**WRITTEN INSTRUCTION**
Quote the records in full and leave their pictures out.

(Data extracted from a collection)
☆ ☆ ☆ ☆ ☆ ☆ ☆
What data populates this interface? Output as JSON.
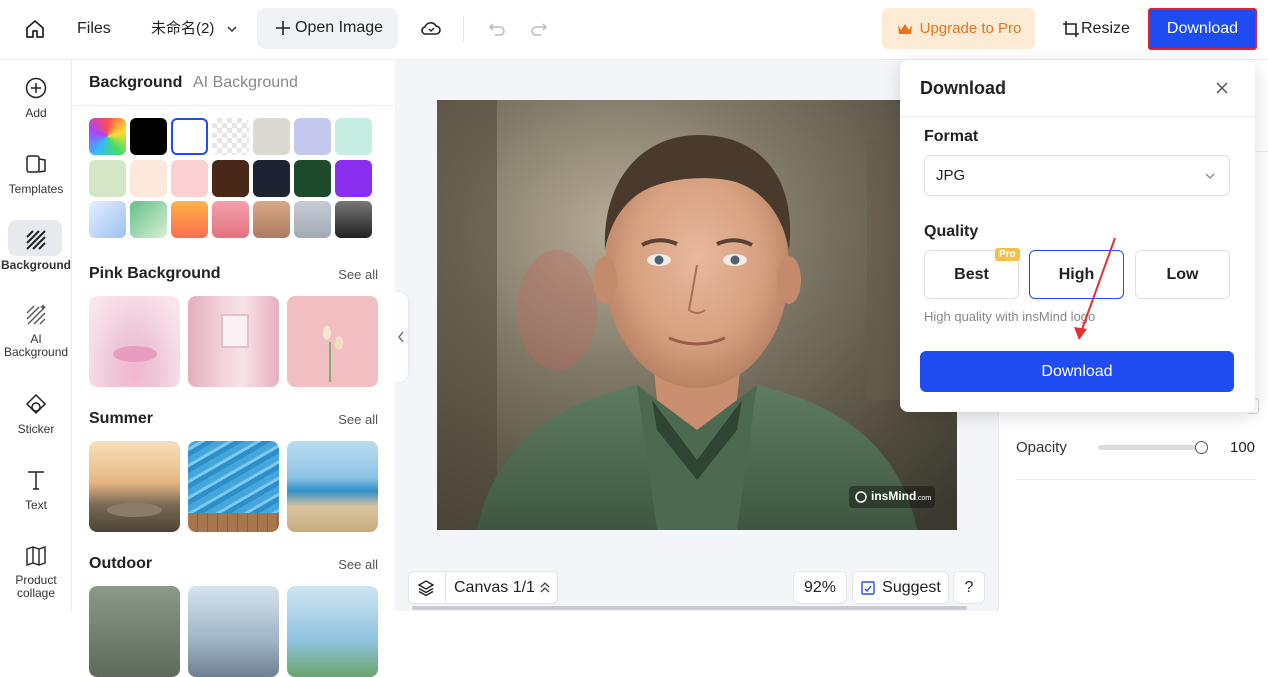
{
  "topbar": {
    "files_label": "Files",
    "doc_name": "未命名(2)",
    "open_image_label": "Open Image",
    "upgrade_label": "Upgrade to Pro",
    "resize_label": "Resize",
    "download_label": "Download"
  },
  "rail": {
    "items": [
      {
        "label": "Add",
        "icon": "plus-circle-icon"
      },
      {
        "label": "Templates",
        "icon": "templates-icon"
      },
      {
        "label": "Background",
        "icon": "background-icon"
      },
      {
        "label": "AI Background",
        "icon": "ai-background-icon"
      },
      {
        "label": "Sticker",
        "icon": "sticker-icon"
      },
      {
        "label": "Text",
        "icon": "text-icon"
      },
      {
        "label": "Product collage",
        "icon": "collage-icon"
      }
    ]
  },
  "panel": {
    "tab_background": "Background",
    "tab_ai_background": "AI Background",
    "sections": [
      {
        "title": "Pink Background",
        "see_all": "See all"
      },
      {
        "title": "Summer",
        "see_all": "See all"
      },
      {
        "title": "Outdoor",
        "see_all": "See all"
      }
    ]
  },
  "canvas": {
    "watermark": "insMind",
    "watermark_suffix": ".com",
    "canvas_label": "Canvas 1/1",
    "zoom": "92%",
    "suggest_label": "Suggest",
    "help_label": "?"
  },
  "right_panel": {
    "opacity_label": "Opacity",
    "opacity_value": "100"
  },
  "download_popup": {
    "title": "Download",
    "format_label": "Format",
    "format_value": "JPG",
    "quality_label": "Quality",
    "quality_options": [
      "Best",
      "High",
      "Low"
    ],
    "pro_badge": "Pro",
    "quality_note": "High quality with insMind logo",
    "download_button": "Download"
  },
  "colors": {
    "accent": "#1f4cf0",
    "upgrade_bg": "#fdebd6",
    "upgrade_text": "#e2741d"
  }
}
☆ ☆ ☆ ☆ ☆ ☆ ☆
**EXERCISE SOLUTION**
What data populates this interface? Output as JSON.
{
  "topbar": {
    "files_label": "Files",
    "doc_name": "未命名(2)",
    "open_image_label": "Open Image",
    "upgrade_label": "Upgrade to Pro",
    "resize_label": "Resize",
    "download_label": "Download"
  },
  "rail": {
    "items": [
      {
        "label": "Add",
        "icon": "plus-circle-icon"
      },
      {
        "label": "Templates",
        "icon": "templates-icon"
      },
      {
        "label": "Background",
        "icon": "background-icon"
      },
      {
        "label": "AI Background",
        "icon": "ai-background-icon"
      },
      {
        "label": "Sticker",
        "icon": "sticker-icon"
      },
      {
        "label": "Text",
        "icon": "text-icon"
      },
      {
        "label": "Product collage",
        "icon": "collage-icon"
      }
    ]
  },
  "panel": {
    "tab_background": "Background",
    "tab_ai_background": "AI Background",
    "sections": [
      {
        "title": "Pink Background",
        "see_all": "See all"
      },
      {
        "title": "Summer",
        "see_all": "See all"
      },
      {
        "title": "Outdoor",
        "see_all": "See all"
      }
    ]
  },
  "canvas": {
    "watermark": "insMind",
    "watermark_suffix": ".com",
    "canvas_label": "Canvas 1/1",
    "zoom": "92%",
    "suggest_label": "Suggest",
    "help_label": "?"
  },
  "right_panel": {
    "opacity_label": "Opacity",
    "opacity_value": "100"
  },
  "download_popup": {
    "title": "Download",
    "format_label": "Format",
    "format_value": "JPG",
    "quality_label": "Quality",
    "quality_options": [
      "Best",
      "High",
      "Low"
    ],
    "pro_badge": "Pro",
    "quality_note": "High quality with insMind logo",
    "download_button": "Download"
  },
  "colors": {
    "accent": "#1f4cf0",
    "upgrade_bg": "#fdebd6",
    "upgrade_text": "#e2741d"
  }
}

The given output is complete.